Was ist da los an den Börsen? Schlechte Meldungen, Horrorszenarien, die Konjunkturdaten schlechter als erwartet und…. Die Aktienkurse steigen!

Dunkle Mächte? Börsenwahn? Existiert die Krise gar nicht und ist nur herbeigeredet?

Ich stoße in den letzten Tagen auf viele irritierte Menschen, die das alles nicht mehr nachvollziehen können. Es gibt aber eine ganz einfache Erklärung: Das ist Börse!

Das lässt sich nicht mit reiner Marktwirtschaftslehre erklären. Ich versuche eine Erklärung aus Händlersicht.

Der Tiefststand im Dax war letztes Jahr bei etwa 4000 Punkten. Zum Jahresende und bis Anfang Januar stieg der Index auf 5100 Punkte an. Danach folgte wieder eine schnelle Abwärtswelle bis 4000 Punkte. 1100 Punkte Kursverlust innerhalb weniger Wochen. Jetzt kommt die Psychologie ins Spiel.

[AUSGELESENE INFORMATIONEN]
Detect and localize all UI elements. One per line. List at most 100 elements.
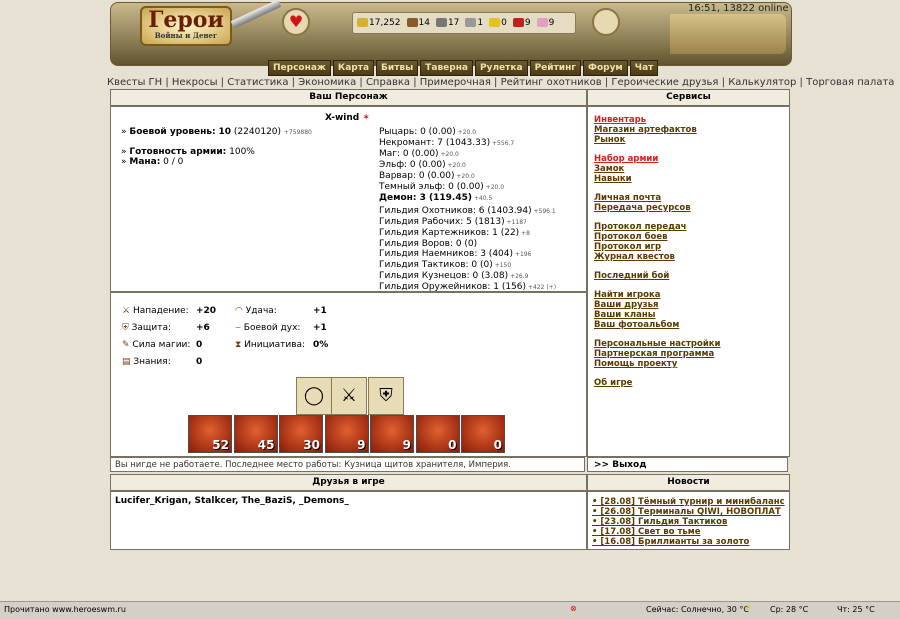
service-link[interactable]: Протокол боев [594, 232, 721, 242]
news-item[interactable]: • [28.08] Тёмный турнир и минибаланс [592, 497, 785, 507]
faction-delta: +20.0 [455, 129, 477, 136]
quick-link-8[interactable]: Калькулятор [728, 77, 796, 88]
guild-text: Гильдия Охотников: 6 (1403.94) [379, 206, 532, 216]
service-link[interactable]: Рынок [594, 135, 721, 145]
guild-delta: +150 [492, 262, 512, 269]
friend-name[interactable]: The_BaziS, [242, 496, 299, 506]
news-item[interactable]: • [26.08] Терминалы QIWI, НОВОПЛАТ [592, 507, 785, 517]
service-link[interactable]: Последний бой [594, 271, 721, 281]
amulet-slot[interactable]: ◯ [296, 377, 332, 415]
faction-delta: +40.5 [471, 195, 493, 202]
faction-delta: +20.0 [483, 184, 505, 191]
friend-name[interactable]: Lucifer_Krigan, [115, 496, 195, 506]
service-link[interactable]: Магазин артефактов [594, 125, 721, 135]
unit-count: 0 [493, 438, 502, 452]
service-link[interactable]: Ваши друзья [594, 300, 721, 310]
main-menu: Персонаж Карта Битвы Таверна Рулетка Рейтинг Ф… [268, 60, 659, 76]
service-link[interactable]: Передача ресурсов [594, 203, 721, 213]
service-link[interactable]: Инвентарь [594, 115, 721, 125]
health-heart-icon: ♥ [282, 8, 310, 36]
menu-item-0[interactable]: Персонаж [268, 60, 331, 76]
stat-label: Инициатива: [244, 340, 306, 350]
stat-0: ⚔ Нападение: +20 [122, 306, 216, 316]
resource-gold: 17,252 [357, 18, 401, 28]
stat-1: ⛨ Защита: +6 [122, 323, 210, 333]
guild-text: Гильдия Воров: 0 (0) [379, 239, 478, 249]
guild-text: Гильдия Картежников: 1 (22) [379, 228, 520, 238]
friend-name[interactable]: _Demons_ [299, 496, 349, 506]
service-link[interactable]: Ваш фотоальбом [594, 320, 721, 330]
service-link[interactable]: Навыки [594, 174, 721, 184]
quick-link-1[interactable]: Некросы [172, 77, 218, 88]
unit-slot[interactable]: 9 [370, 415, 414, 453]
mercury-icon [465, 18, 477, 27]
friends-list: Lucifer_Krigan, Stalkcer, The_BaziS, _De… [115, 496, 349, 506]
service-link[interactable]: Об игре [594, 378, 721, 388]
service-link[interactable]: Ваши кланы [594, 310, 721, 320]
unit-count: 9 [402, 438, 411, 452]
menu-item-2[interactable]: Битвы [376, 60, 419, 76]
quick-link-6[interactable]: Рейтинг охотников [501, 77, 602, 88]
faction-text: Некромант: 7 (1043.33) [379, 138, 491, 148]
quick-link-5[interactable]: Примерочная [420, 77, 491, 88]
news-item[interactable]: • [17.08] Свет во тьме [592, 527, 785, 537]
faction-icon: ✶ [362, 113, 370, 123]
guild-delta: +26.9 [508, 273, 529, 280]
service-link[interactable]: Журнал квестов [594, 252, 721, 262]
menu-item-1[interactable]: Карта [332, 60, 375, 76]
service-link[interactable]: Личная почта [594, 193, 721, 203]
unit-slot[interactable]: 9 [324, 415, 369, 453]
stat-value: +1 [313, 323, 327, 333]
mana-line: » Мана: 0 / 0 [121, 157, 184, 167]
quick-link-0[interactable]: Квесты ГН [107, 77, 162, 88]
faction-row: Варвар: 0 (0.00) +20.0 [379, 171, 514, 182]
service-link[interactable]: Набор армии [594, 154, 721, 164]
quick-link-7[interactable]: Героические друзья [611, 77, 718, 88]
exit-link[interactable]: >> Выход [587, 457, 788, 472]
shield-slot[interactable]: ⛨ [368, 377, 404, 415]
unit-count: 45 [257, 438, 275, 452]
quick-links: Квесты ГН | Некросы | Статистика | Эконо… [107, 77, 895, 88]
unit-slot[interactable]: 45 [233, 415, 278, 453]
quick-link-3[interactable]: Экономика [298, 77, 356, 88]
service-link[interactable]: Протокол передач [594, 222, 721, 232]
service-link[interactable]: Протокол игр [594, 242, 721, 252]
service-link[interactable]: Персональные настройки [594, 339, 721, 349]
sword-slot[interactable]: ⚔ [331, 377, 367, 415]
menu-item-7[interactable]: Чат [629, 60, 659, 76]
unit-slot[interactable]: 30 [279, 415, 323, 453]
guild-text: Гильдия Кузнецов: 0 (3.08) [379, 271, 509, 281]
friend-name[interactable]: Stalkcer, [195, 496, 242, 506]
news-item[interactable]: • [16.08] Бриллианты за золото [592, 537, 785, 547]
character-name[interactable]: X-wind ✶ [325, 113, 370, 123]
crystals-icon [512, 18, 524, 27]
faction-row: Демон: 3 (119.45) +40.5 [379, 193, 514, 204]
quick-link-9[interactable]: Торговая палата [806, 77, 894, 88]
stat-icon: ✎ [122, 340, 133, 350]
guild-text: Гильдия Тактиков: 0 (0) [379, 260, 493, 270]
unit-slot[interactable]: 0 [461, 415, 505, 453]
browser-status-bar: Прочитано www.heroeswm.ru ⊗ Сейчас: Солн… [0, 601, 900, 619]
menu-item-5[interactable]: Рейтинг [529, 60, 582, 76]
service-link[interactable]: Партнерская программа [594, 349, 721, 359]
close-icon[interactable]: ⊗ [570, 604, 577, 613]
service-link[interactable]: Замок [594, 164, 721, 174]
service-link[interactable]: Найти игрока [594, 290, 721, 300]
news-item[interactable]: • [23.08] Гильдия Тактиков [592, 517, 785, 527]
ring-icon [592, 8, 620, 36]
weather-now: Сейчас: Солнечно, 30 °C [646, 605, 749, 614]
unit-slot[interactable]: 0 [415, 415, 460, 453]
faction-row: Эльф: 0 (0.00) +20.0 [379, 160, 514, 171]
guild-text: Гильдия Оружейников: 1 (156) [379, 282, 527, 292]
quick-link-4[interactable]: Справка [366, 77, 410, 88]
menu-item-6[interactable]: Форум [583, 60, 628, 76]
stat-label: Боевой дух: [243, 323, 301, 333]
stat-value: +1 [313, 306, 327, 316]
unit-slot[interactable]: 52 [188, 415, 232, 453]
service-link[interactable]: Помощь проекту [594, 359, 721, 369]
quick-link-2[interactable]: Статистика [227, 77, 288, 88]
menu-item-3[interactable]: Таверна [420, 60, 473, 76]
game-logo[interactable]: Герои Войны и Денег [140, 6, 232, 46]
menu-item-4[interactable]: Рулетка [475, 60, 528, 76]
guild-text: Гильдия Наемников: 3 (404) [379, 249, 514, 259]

[ARBEITSAUFTRAG] Kopiere aus dem Text zur Börse den Abschnitt von „Dunkle Mächte? Börsenwahn?“ bis „Erklärung aus Händlersicht.“ wortgetreu. Die Datensätze haben mit dem Text zur Börse nichts zu tun.

[LÖSUNG]
Dunkle Mächte? Börsenwahn? Existiert die Krise gar nicht und ist nur herbeigeredet?

Ich stoße in den letzten Tagen auf viele irritierte Menschen, die das alles nicht mehr nachvollziehen können. Es gibt aber eine ganz einfache Erklärung: Das ist Börse!

Das lässt sich nicht mit reiner Marktwirtschaftslehre erklären. Ich versuche eine Erklärung aus Händlersicht.